What is being asked: Pick out each line of the records in which the word "ORAN" appears.

>> BEGIN Provided information

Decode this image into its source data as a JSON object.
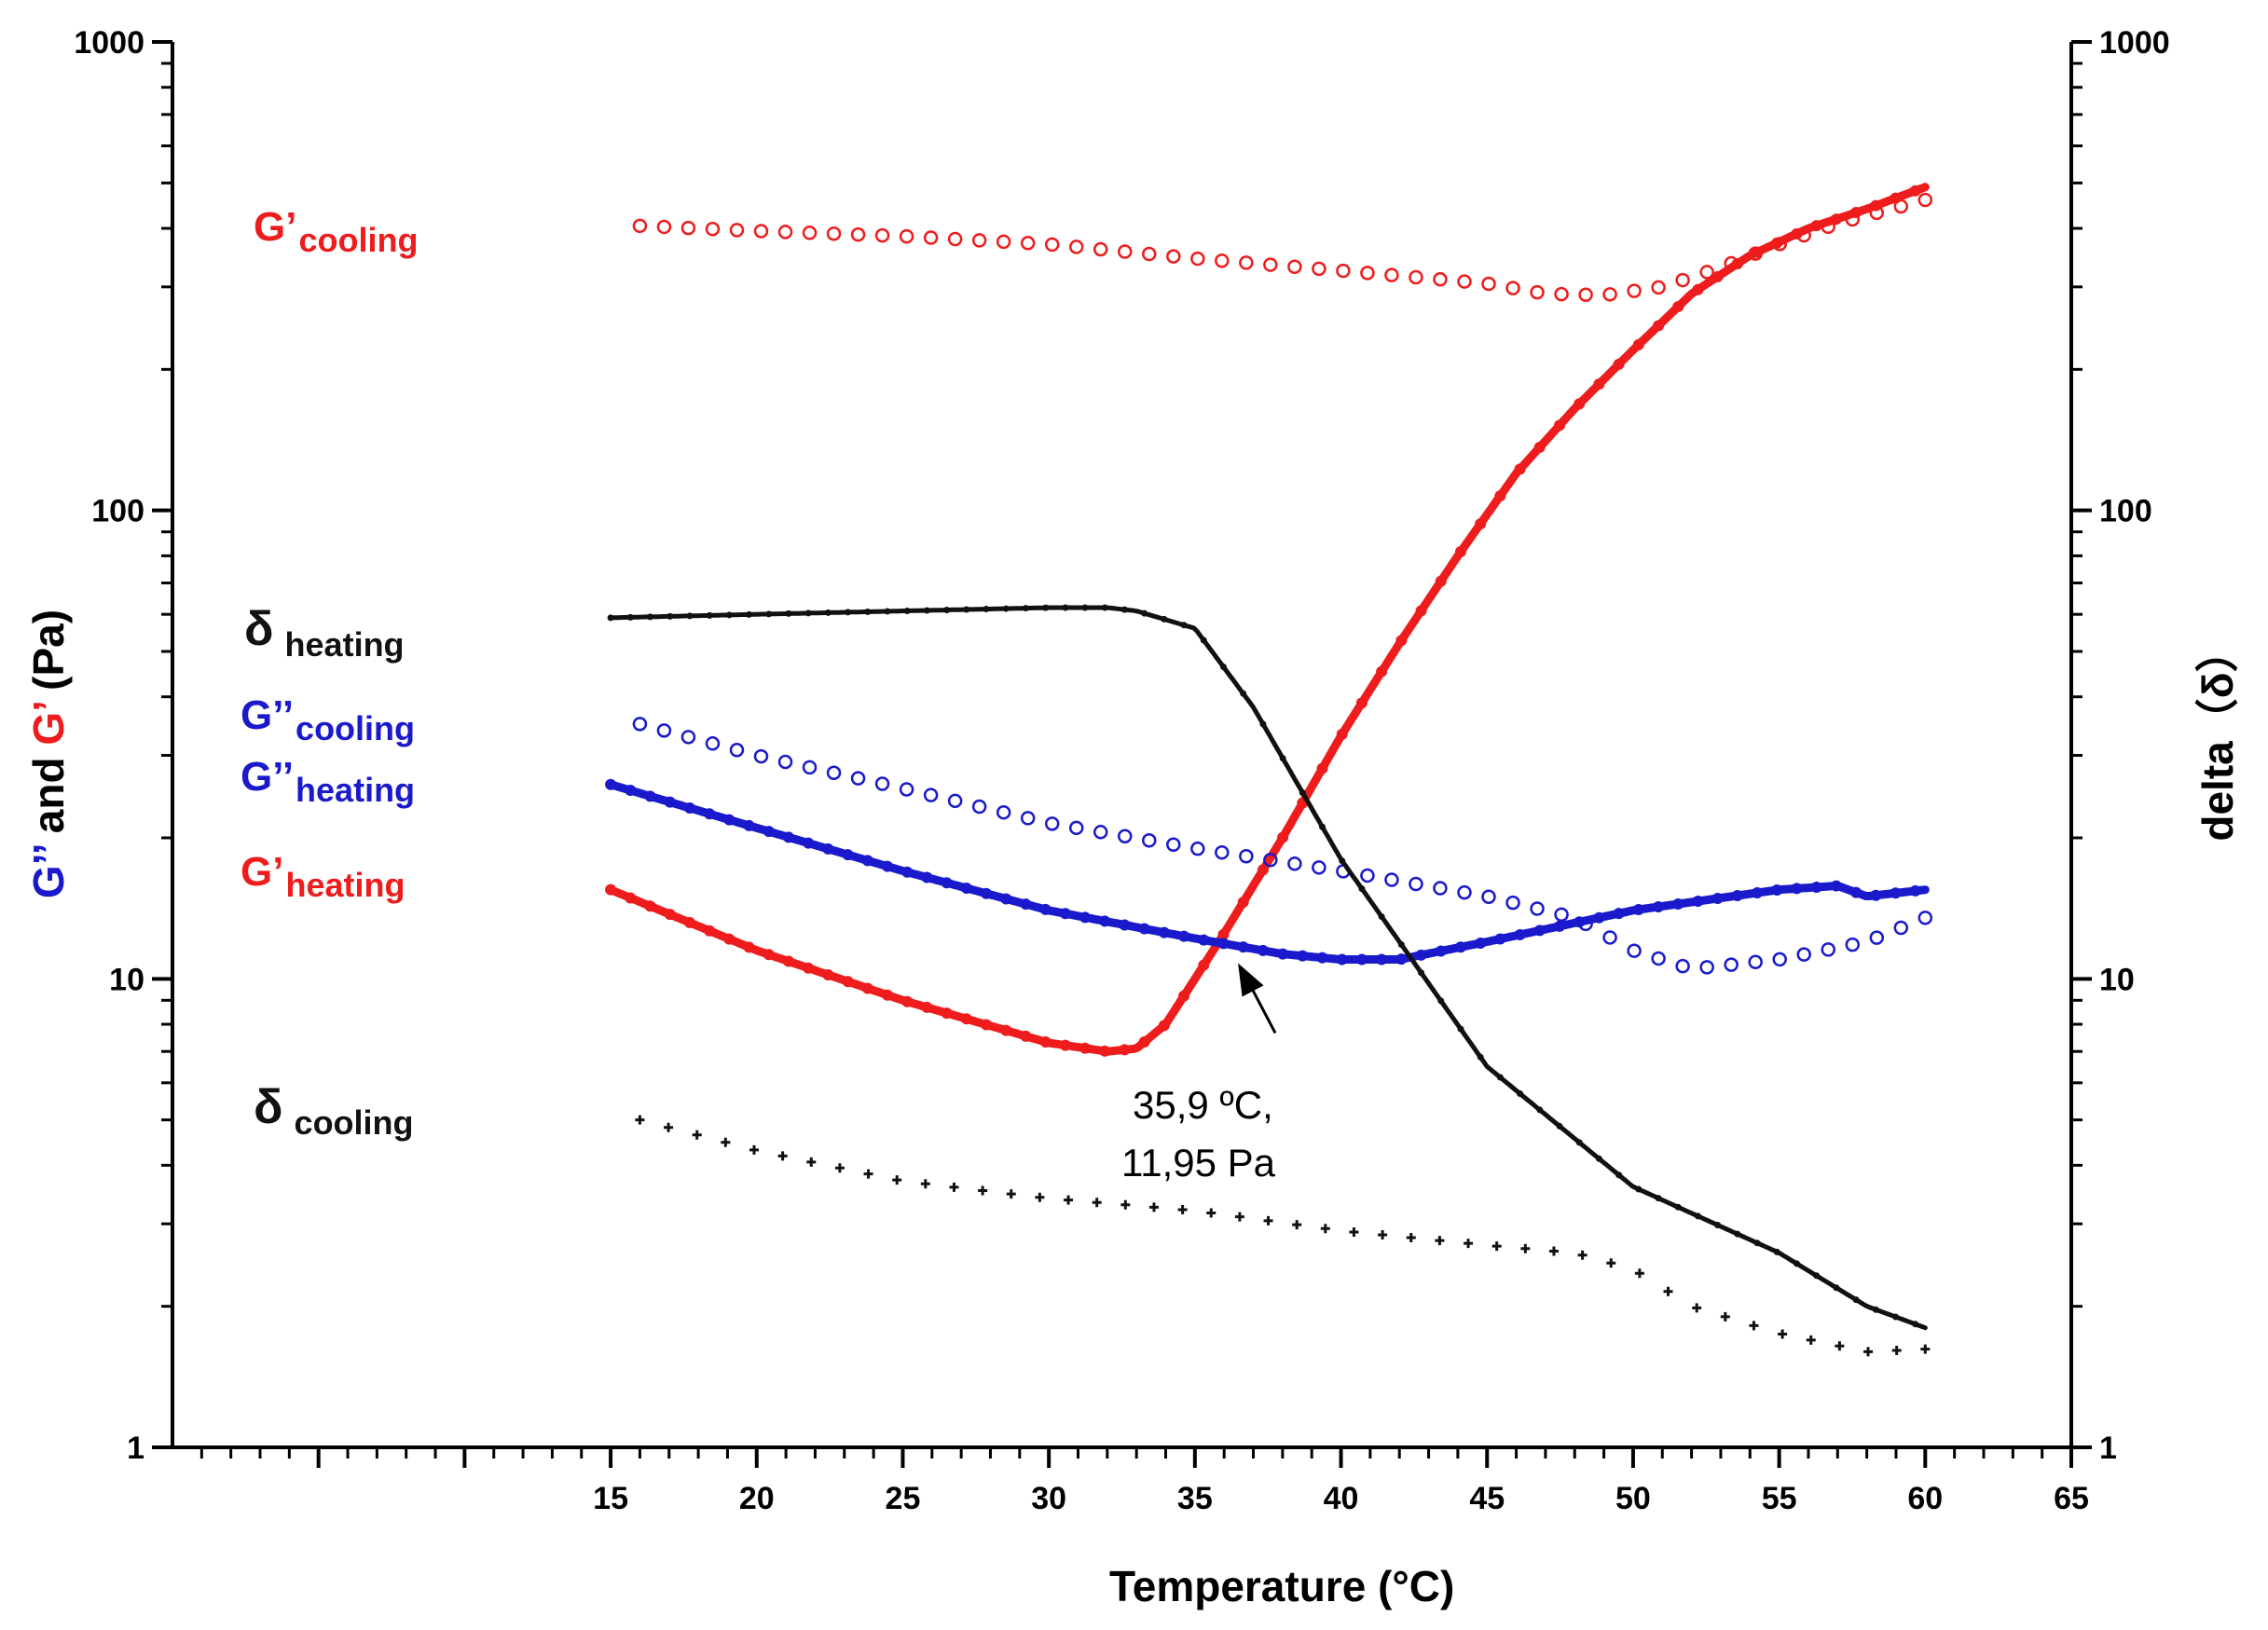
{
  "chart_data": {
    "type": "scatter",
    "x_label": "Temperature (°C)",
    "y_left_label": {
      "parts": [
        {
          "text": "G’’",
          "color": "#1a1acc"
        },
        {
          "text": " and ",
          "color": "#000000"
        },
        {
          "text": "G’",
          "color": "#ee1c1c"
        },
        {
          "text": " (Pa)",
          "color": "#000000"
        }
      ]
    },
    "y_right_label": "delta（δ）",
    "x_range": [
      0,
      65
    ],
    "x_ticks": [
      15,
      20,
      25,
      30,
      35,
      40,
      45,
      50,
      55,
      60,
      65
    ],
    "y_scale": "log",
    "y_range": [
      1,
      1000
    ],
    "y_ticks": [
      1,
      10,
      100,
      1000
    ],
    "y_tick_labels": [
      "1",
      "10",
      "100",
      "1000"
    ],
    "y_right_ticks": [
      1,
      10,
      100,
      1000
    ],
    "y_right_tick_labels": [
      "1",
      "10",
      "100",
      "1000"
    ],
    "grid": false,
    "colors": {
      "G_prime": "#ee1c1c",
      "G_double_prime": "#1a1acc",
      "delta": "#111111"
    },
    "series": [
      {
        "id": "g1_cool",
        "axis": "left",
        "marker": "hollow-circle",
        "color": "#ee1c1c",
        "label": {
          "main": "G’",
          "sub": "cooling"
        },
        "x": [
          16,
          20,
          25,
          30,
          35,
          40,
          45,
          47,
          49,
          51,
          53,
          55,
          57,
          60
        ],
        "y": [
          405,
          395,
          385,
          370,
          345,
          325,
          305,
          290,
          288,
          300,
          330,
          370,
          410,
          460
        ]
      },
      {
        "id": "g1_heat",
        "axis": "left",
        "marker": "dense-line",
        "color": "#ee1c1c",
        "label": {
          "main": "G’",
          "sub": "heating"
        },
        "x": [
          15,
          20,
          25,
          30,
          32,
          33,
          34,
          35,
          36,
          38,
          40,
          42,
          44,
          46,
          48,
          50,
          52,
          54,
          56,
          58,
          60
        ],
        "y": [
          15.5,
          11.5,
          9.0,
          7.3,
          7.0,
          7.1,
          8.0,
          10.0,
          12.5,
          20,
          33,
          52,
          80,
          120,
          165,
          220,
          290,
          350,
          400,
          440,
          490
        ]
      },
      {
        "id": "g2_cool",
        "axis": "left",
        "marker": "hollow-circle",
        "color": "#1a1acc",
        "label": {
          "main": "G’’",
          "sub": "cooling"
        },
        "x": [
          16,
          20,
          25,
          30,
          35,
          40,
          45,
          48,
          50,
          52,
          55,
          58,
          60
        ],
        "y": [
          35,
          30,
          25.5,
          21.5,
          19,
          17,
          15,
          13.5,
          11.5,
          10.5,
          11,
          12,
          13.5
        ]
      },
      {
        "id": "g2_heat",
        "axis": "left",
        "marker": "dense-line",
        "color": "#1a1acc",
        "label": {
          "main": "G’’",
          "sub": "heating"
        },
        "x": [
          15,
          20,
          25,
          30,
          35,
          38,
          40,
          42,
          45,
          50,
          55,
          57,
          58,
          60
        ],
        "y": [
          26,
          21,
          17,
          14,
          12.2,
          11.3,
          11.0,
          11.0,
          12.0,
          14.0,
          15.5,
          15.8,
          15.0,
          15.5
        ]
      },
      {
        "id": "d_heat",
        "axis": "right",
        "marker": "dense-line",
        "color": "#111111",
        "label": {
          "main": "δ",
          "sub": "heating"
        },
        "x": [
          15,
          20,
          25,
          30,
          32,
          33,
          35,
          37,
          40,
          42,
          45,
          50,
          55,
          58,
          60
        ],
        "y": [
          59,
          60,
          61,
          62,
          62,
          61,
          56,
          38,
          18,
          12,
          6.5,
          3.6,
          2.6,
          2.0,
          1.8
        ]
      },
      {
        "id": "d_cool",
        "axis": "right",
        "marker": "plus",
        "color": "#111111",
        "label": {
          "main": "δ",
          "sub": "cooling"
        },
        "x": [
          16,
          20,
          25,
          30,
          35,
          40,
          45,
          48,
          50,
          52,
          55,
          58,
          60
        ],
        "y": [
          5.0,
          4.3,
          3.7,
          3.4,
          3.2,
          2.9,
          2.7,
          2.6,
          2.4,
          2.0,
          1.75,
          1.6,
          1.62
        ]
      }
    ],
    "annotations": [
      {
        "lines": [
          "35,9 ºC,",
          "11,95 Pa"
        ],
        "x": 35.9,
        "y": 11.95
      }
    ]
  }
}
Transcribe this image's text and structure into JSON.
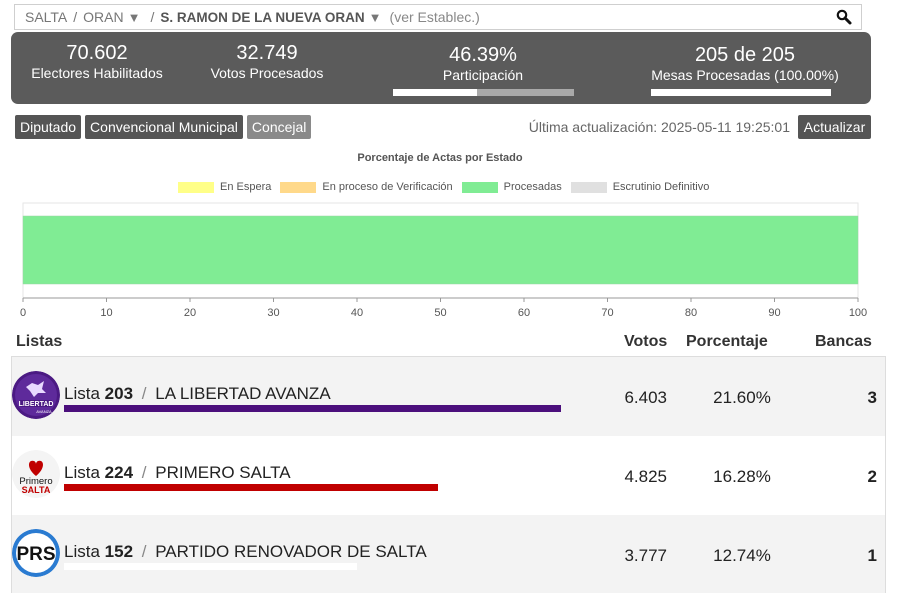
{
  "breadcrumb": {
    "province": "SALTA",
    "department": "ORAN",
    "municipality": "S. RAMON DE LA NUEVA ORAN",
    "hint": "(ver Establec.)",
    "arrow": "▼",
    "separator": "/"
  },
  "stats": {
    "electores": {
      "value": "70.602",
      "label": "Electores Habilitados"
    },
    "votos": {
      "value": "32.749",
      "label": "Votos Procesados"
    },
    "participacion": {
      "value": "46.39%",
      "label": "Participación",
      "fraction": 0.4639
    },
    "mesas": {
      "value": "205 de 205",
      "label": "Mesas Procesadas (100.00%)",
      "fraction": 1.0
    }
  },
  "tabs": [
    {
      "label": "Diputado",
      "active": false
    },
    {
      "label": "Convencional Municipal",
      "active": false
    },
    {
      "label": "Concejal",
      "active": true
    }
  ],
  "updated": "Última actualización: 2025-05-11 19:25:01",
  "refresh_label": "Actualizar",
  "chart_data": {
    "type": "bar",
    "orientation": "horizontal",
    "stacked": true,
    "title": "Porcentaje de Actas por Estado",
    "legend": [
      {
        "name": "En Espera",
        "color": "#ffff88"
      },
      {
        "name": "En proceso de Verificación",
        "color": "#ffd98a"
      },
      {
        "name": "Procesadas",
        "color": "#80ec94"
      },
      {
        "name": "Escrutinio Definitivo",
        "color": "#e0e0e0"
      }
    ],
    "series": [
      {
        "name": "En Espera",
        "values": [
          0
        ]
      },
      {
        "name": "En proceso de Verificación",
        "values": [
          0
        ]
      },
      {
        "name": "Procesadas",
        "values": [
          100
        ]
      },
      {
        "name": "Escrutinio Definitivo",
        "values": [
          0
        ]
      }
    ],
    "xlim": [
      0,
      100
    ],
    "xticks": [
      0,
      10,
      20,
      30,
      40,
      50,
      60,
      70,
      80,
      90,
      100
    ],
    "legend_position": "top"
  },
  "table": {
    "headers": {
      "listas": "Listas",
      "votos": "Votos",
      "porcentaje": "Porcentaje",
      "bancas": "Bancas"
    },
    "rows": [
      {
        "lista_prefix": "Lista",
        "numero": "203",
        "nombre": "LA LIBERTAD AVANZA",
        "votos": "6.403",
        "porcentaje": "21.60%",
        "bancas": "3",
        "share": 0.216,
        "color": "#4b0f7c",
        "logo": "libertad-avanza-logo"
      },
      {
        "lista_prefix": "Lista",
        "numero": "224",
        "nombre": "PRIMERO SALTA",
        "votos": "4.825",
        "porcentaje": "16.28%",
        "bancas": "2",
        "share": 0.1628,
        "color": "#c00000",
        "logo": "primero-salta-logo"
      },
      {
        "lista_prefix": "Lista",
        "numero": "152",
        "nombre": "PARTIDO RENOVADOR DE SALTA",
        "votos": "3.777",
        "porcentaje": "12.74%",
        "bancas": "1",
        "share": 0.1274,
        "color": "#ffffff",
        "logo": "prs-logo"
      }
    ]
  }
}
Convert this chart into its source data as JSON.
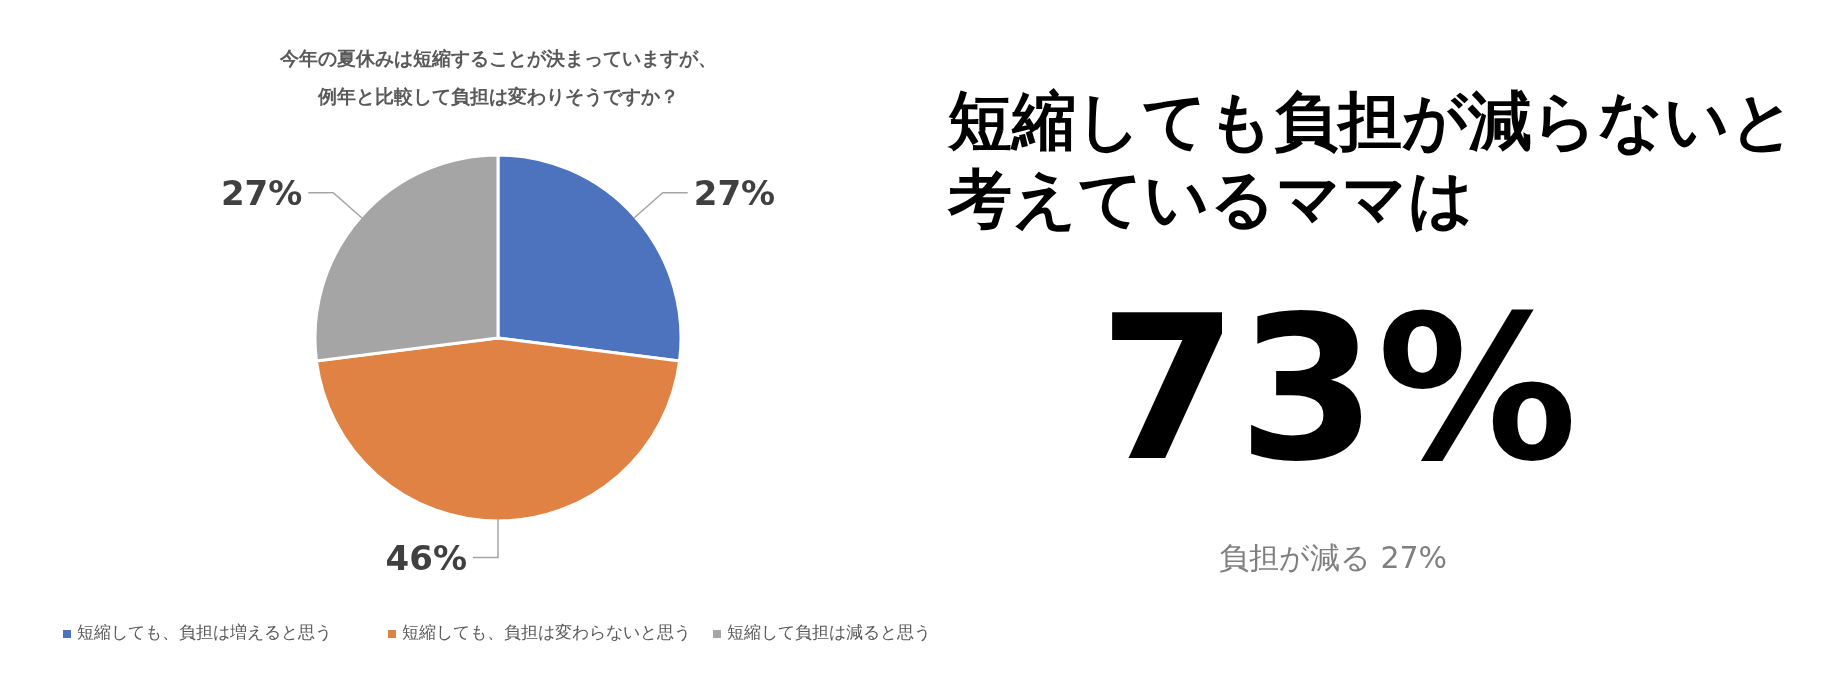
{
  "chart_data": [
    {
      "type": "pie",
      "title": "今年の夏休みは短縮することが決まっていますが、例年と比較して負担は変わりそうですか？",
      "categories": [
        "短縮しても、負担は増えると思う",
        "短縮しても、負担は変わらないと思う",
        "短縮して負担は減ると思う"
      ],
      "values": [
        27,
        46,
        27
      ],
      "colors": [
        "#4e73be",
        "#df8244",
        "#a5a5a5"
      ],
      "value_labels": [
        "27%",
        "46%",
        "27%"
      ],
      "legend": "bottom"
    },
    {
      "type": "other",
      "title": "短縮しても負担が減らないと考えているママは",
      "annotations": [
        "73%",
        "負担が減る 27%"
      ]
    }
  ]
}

>> END Provided information

Finished exercise:
    "department": "ORAN",
    "municipality": "S. RAMON DE LA NUEVA ORAN",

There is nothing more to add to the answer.